_Job_.
Count the lines containing "content" in the entries underneath, and state that count without anything else.

_Data for processing_.
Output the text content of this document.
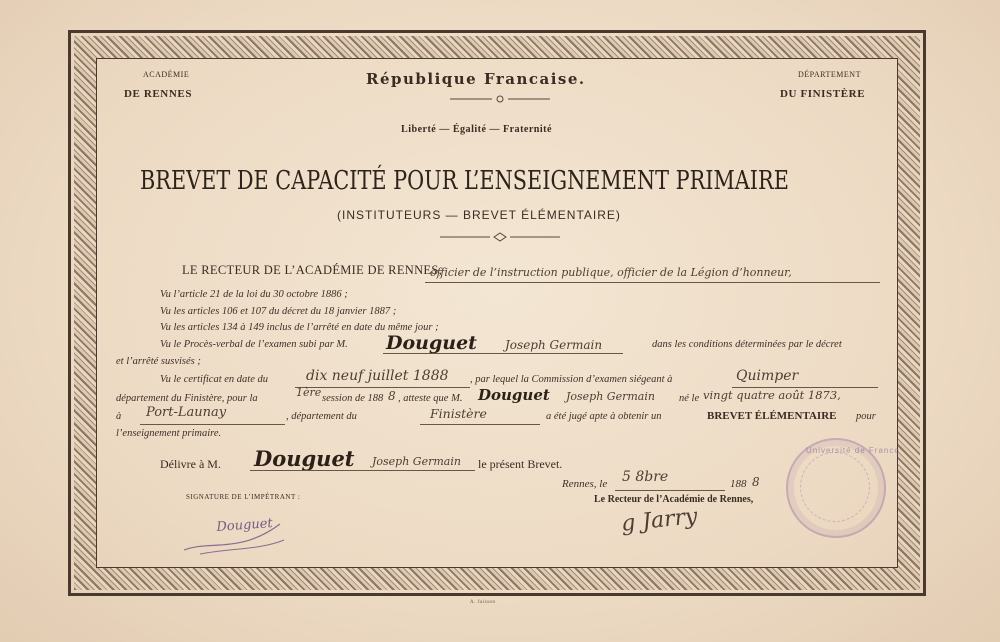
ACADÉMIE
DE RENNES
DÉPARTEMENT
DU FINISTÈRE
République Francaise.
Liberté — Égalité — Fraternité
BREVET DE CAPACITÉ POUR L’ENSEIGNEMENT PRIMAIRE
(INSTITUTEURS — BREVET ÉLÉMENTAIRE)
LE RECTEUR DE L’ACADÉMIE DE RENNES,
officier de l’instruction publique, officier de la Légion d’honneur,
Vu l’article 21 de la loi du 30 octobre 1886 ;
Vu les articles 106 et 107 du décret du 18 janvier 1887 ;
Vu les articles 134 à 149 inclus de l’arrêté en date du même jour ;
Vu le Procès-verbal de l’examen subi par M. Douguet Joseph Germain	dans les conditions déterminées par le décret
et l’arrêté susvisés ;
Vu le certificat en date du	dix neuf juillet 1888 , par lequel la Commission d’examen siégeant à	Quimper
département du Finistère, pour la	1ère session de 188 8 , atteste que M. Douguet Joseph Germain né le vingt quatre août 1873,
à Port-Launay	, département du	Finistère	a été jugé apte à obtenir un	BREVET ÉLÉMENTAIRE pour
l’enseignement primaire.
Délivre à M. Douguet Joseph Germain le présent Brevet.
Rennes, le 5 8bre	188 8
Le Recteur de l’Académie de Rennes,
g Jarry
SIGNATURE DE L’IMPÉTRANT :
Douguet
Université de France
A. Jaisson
--
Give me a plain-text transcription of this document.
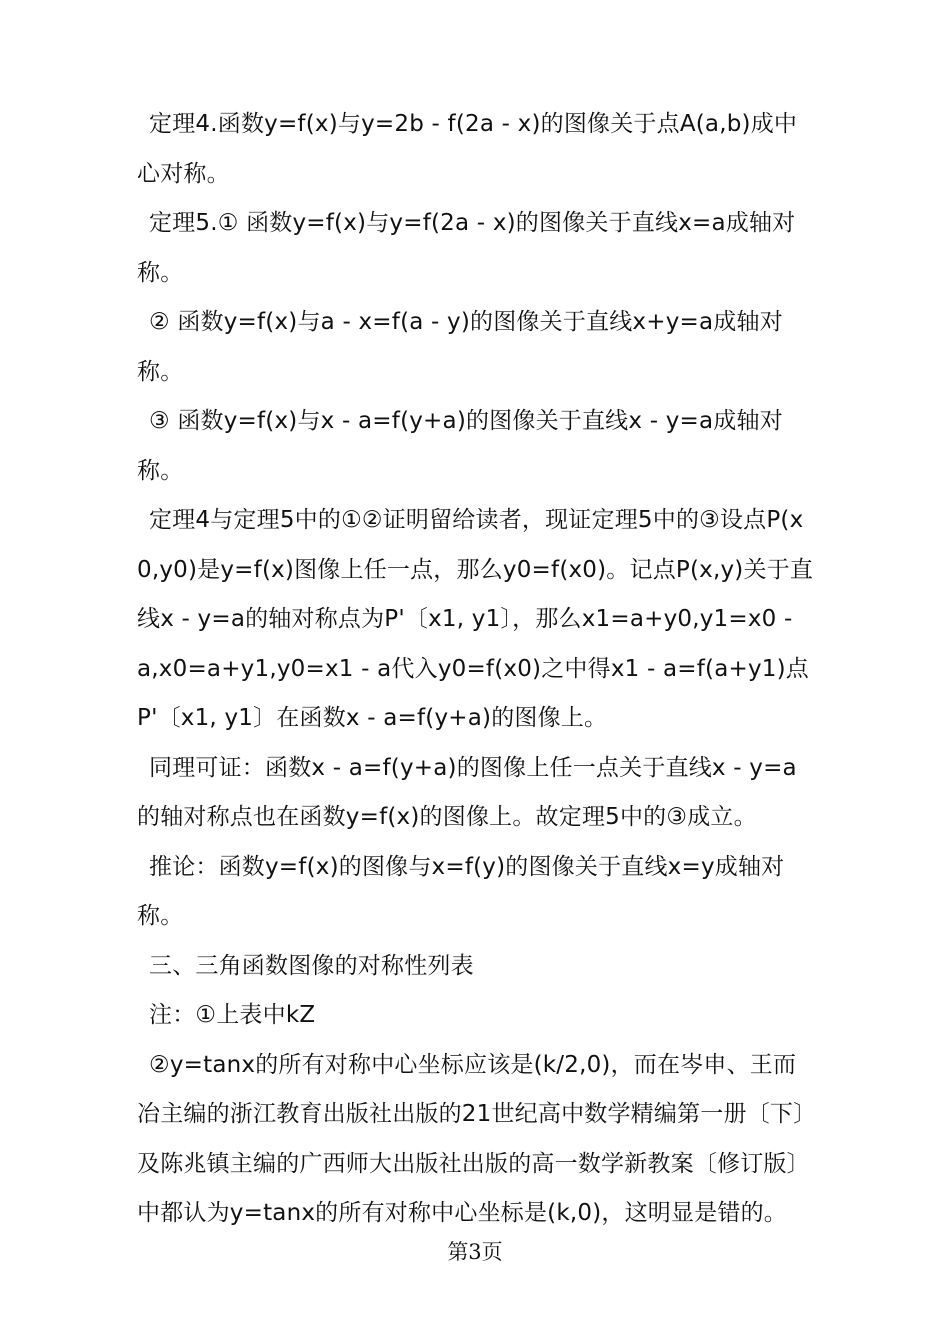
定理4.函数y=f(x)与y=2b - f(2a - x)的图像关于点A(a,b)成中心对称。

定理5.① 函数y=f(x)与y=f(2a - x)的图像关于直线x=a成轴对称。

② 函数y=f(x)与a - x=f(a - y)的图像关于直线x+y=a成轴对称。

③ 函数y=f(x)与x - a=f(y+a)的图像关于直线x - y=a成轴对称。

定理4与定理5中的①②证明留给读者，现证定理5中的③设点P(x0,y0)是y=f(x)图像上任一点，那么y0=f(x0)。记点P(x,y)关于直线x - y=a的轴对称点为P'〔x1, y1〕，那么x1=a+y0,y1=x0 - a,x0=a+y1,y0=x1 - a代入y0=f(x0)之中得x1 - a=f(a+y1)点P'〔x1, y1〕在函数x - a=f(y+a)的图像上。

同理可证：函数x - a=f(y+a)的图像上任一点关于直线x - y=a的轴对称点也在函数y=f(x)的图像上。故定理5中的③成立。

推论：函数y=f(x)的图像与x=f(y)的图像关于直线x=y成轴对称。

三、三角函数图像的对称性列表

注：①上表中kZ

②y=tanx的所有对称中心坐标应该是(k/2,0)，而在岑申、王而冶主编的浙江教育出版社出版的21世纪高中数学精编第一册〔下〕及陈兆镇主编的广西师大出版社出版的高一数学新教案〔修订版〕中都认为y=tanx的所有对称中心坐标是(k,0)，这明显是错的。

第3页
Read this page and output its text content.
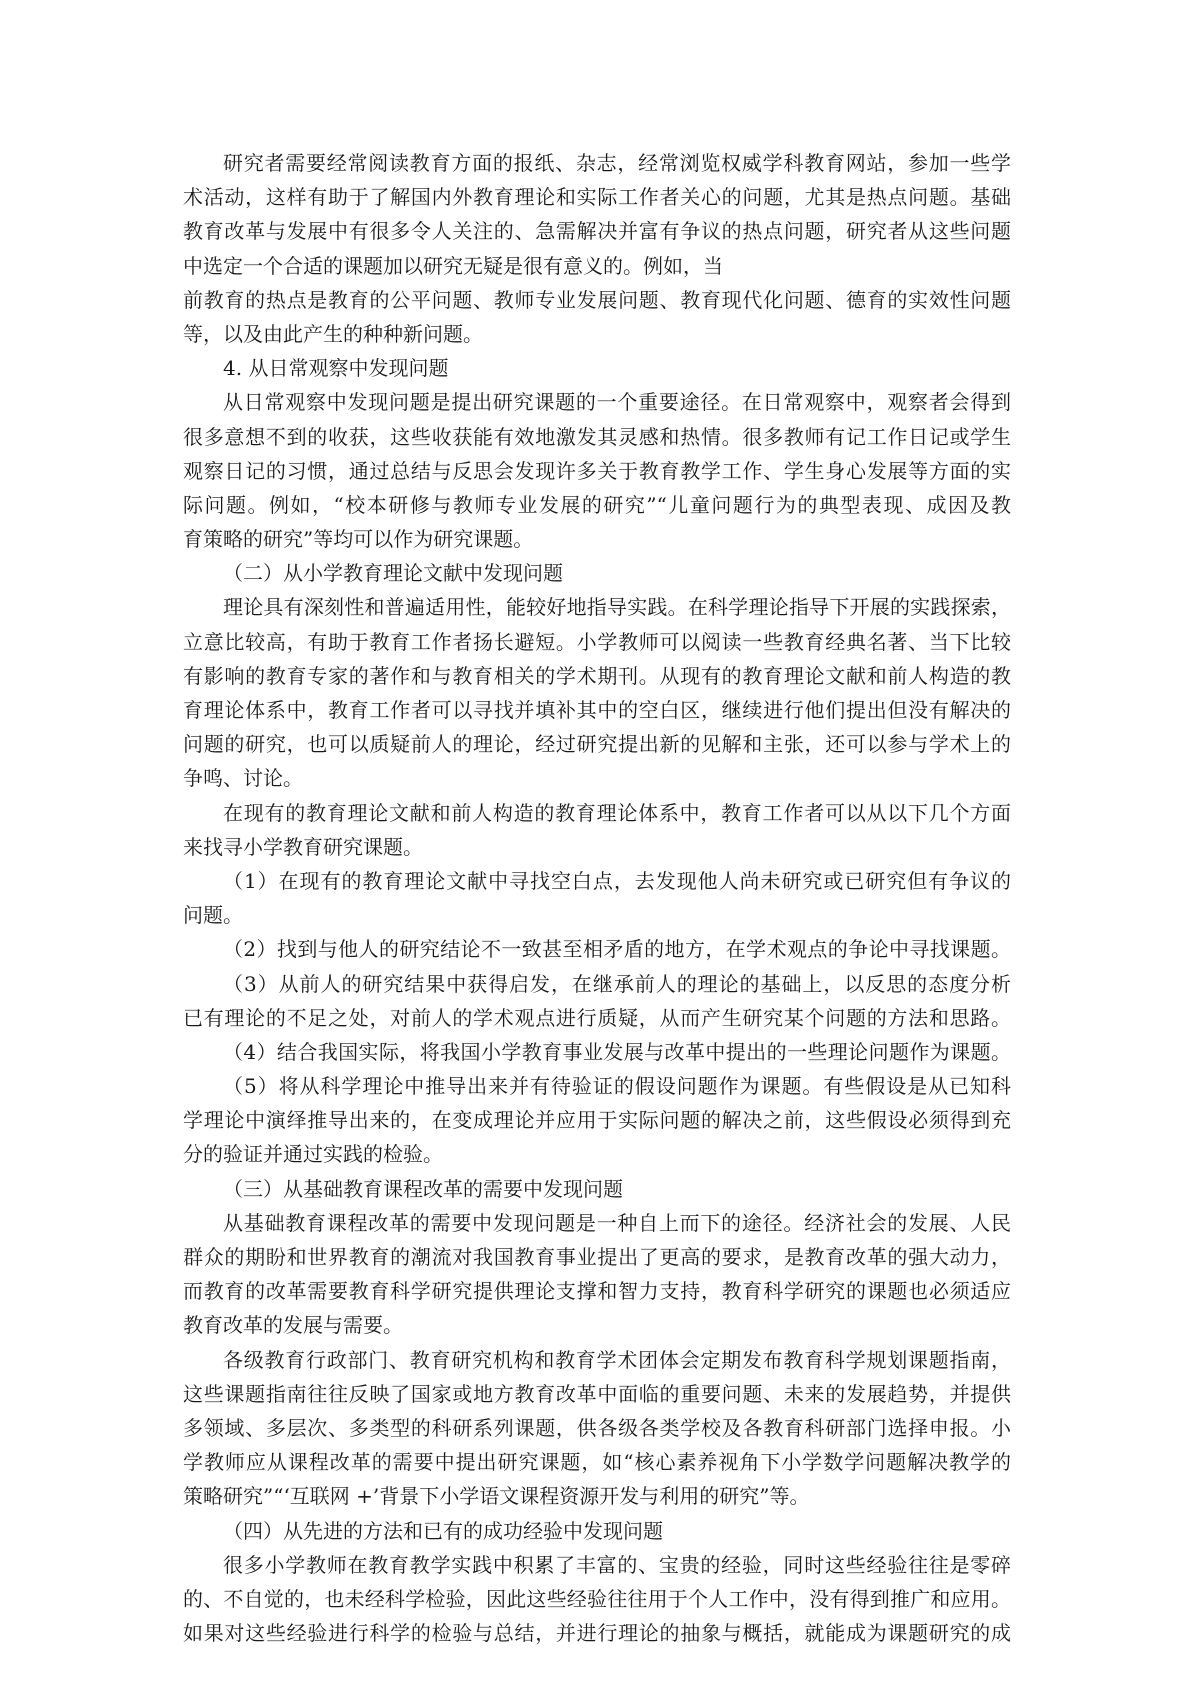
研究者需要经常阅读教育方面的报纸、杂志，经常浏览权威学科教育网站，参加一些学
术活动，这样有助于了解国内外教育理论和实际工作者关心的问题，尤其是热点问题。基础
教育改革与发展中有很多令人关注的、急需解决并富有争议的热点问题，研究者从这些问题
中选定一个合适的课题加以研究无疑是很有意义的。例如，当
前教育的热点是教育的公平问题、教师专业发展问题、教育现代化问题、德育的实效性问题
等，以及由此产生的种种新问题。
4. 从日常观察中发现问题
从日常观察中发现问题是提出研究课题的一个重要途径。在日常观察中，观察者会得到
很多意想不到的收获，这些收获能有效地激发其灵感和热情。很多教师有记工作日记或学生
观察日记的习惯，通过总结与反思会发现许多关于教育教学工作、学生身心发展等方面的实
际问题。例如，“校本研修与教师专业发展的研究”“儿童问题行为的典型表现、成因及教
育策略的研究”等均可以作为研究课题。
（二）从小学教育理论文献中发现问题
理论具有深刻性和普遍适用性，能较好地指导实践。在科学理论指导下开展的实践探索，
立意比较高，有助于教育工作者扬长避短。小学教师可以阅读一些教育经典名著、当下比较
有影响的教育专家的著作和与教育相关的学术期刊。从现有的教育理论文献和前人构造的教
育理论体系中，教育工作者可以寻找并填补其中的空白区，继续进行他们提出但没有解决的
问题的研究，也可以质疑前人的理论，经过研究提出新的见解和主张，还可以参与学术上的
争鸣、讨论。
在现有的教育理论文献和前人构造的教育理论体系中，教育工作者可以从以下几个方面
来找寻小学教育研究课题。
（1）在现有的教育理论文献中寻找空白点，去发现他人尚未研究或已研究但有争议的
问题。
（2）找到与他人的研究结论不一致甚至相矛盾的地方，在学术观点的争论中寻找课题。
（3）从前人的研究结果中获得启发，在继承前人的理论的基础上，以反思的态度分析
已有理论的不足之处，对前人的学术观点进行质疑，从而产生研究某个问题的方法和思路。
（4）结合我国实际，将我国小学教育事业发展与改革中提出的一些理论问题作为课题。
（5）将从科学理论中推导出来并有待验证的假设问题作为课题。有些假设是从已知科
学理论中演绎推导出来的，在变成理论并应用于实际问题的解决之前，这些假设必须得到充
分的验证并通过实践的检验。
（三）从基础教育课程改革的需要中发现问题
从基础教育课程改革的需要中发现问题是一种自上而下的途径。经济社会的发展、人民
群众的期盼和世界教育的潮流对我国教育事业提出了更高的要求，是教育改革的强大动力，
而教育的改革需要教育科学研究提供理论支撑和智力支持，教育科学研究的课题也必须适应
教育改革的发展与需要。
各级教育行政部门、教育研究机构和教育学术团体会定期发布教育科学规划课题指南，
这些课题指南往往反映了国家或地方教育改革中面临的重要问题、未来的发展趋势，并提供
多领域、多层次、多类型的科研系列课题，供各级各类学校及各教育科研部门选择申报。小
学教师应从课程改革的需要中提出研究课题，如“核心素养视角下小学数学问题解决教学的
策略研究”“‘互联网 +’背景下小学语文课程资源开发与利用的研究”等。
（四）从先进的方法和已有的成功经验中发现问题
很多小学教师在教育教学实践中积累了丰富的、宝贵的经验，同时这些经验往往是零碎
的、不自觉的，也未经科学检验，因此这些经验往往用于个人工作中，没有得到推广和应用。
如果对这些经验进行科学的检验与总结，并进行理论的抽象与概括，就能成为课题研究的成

_Result of this task_.
2